▸ Task to carry out
From the entries that follow, extract each line holding the string "country".

▸ Extracted information
========
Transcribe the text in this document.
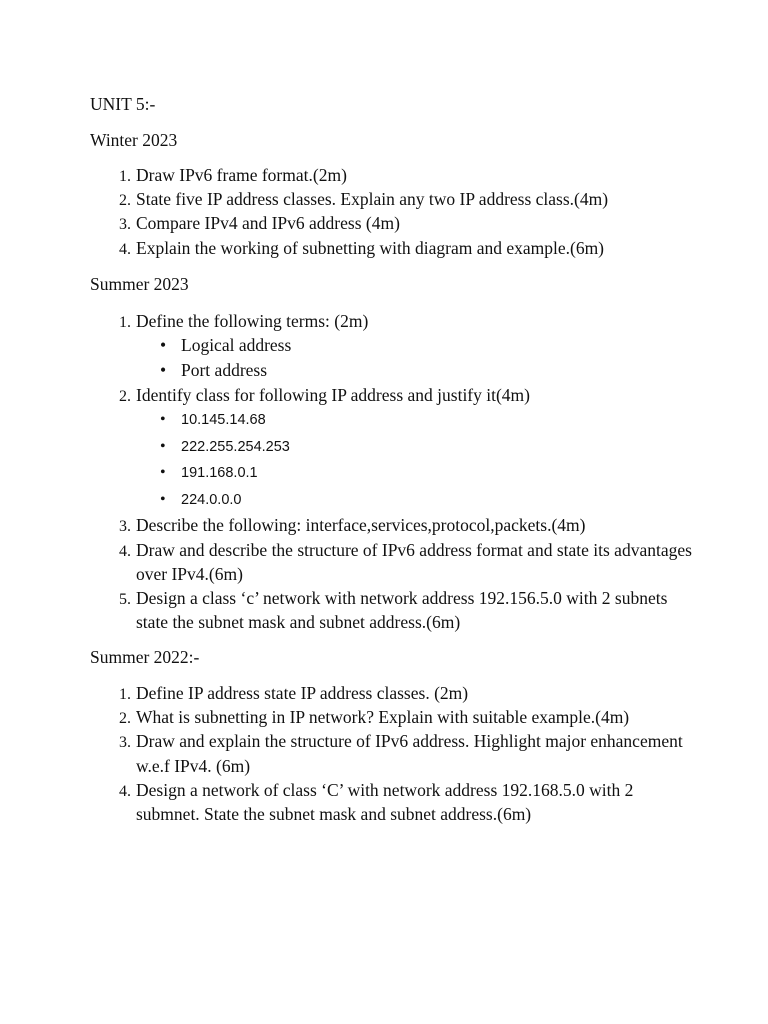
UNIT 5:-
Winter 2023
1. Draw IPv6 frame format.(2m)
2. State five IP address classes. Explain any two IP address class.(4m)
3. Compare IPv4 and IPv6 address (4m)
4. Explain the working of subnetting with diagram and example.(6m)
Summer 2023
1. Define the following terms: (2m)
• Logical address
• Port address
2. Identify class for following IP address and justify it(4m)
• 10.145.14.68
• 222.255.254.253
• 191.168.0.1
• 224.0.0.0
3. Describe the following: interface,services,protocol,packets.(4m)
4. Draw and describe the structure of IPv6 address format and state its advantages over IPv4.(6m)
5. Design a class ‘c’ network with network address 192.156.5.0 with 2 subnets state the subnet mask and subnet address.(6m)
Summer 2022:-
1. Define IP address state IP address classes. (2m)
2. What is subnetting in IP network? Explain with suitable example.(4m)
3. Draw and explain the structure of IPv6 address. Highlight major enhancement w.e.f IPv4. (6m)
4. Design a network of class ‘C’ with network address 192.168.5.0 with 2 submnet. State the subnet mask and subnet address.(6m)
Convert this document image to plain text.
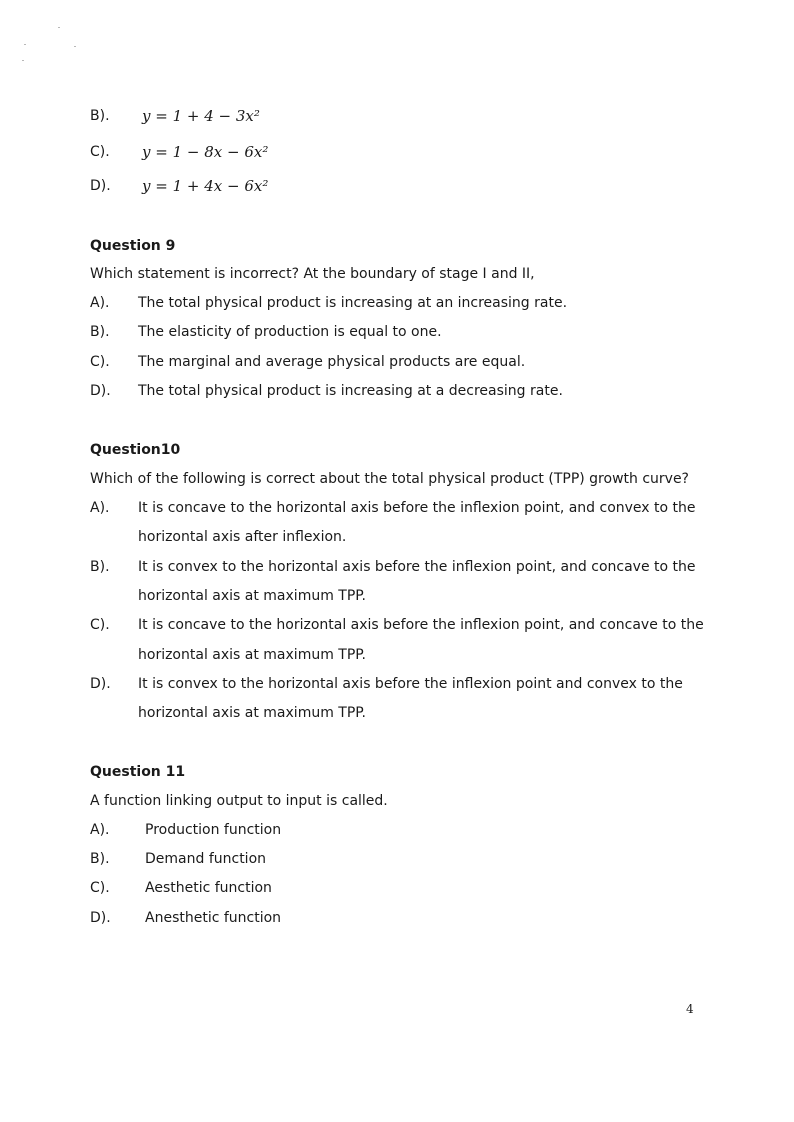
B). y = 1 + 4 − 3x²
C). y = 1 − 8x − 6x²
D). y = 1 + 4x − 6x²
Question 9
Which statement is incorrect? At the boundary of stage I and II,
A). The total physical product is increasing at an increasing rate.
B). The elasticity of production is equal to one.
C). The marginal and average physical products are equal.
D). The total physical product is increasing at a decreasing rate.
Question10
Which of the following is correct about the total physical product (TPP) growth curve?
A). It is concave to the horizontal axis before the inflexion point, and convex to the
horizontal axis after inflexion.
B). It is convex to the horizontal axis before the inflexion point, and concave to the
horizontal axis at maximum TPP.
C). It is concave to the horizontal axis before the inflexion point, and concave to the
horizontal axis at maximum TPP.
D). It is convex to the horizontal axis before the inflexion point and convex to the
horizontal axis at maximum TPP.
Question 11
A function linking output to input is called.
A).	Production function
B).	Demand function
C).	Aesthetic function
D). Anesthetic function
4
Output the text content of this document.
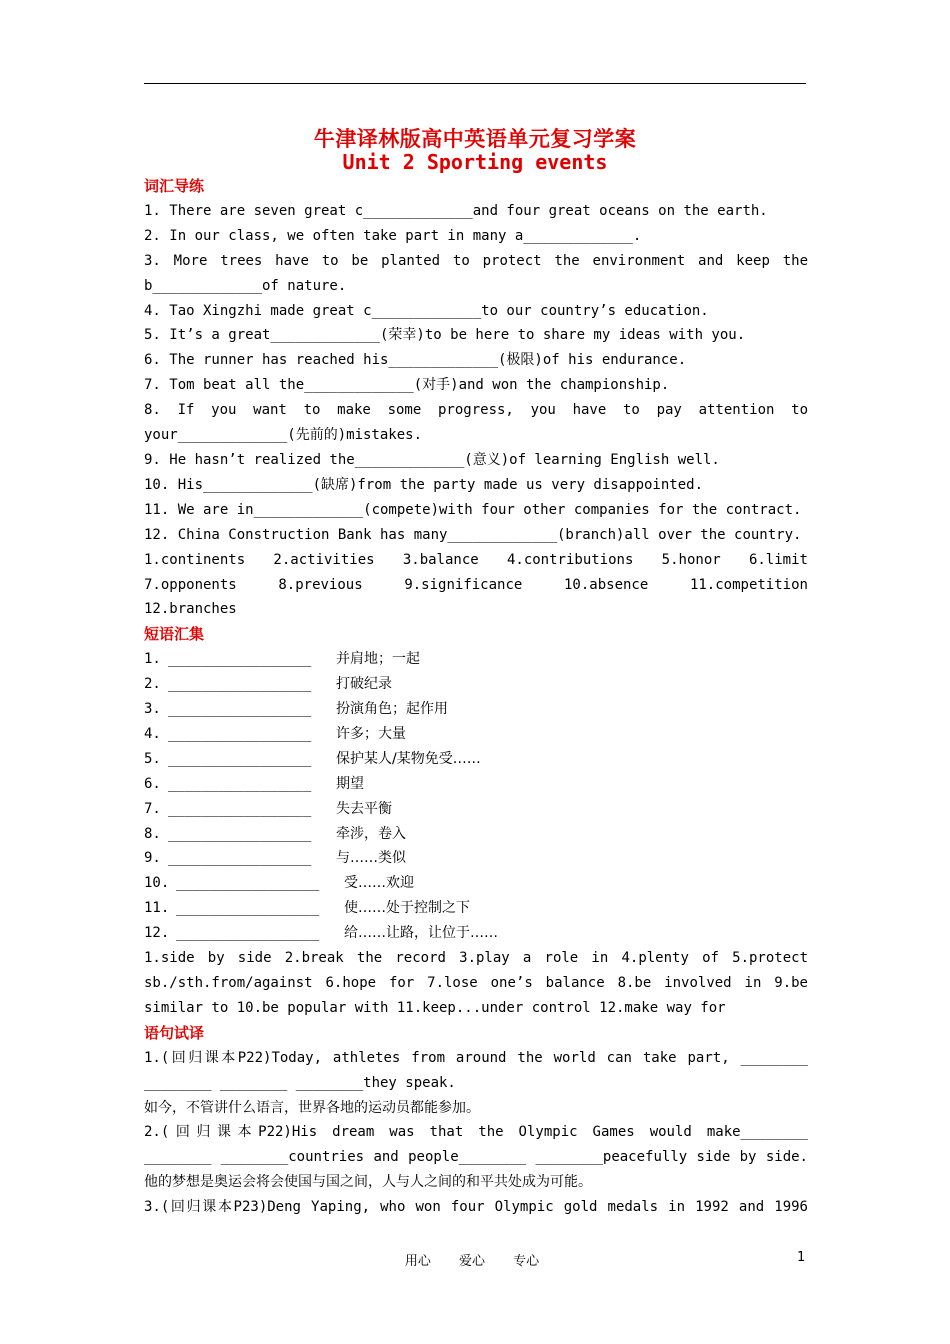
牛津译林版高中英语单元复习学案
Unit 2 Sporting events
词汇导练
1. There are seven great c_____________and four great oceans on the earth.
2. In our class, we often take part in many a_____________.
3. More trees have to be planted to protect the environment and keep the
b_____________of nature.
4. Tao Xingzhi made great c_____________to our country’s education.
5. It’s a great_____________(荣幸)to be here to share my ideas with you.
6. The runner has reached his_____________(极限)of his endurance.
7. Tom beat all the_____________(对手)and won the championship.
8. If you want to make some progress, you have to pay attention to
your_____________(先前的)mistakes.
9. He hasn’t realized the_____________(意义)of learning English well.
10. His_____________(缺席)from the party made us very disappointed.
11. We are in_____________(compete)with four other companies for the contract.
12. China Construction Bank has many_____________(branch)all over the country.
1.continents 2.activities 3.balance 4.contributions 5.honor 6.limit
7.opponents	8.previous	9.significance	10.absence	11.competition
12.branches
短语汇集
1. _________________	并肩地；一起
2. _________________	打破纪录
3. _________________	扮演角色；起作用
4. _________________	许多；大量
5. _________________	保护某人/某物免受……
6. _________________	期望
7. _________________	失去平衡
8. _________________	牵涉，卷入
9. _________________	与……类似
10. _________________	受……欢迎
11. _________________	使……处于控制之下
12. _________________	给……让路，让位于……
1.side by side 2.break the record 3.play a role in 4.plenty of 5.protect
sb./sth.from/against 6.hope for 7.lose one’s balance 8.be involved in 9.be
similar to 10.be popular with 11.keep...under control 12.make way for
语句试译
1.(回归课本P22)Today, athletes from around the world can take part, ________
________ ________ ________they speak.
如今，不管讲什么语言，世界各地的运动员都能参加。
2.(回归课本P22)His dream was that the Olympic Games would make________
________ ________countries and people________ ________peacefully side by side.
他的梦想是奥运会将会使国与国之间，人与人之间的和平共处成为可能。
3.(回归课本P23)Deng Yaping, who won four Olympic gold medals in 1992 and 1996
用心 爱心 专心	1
========
▸ Reply to the task
4. Tao Xingzhi made great c_____________to our country’s education.
12. China Construction Bank has many_____________(branch)all over the country.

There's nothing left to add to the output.